REQUEST: Leave the pictures out, and retype all of the material exactly as written.
'''
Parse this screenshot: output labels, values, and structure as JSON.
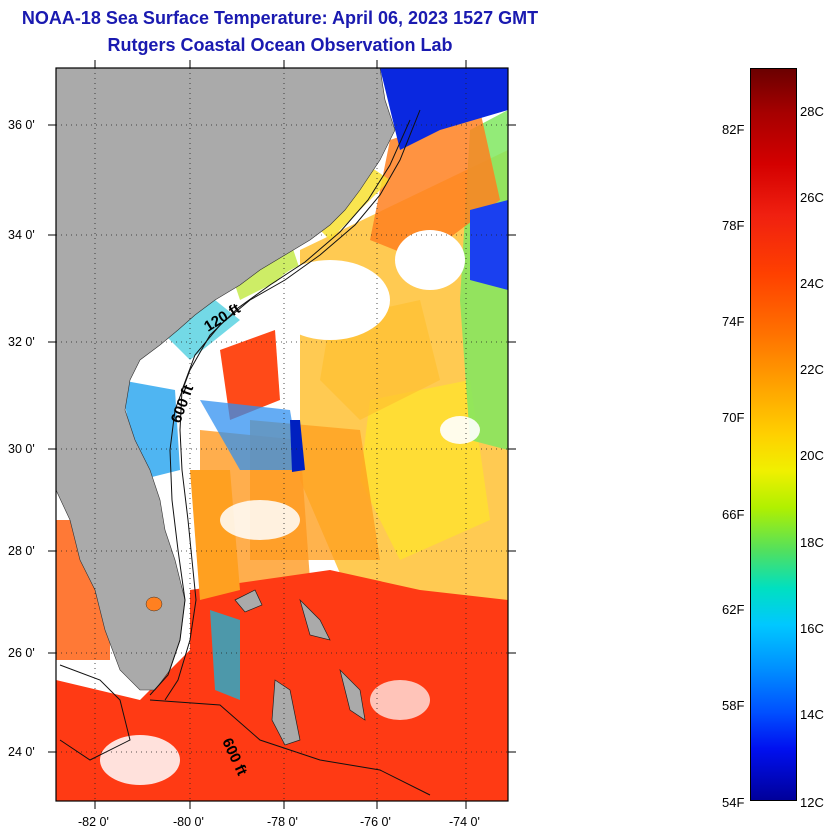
{
  "title": "NOAA-18 Sea Surface Temperature:  April 06, 2023 1527 GMT",
  "subtitle": "Rutgers Coastal Ocean Observation Lab",
  "map": {
    "y_ticks": [
      "36 0'",
      "34 0'",
      "32 0'",
      "30 0'",
      "28 0'",
      "26 0'",
      "24 0'"
    ],
    "x_ticks": [
      "-82 0'",
      "-80 0'",
      "-78 0'",
      "-76 0'",
      "-74 0'"
    ],
    "contours": [
      "120 ft",
      "600 ft",
      "600 ft"
    ],
    "colors": {
      "land": "#aaaaaa",
      "cloud": "#ffffff"
    }
  },
  "colorbar": {
    "fahrenheit": [
      "82F",
      "78F",
      "74F",
      "70F",
      "66F",
      "62F",
      "58F",
      "54F"
    ],
    "celsius": [
      "28C",
      "26C",
      "24C",
      "22C",
      "20C",
      "18C",
      "16C",
      "14C",
      "12C"
    ]
  }
}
'''
RESULT FOR THIS EXERCISE:
Parse this screenshot: output labels, values, and structure as JSON.
{
  "title": "NOAA-18 Sea Surface Temperature:  April 06, 2023 1527 GMT",
  "subtitle": "Rutgers Coastal Ocean Observation Lab",
  "map": {
    "y_ticks": [
      "36 0'",
      "34 0'",
      "32 0'",
      "30 0'",
      "28 0'",
      "26 0'",
      "24 0'"
    ],
    "x_ticks": [
      "-82 0'",
      "-80 0'",
      "-78 0'",
      "-76 0'",
      "-74 0'"
    ],
    "contours": [
      "120 ft",
      "600 ft",
      "600 ft"
    ],
    "colors": {
      "land": "#aaaaaa",
      "cloud": "#ffffff"
    }
  },
  "colorbar": {
    "fahrenheit": [
      "82F",
      "78F",
      "74F",
      "70F",
      "66F",
      "62F",
      "58F",
      "54F"
    ],
    "celsius": [
      "28C",
      "26C",
      "24C",
      "22C",
      "20C",
      "18C",
      "16C",
      "14C",
      "12C"
    ]
  }
}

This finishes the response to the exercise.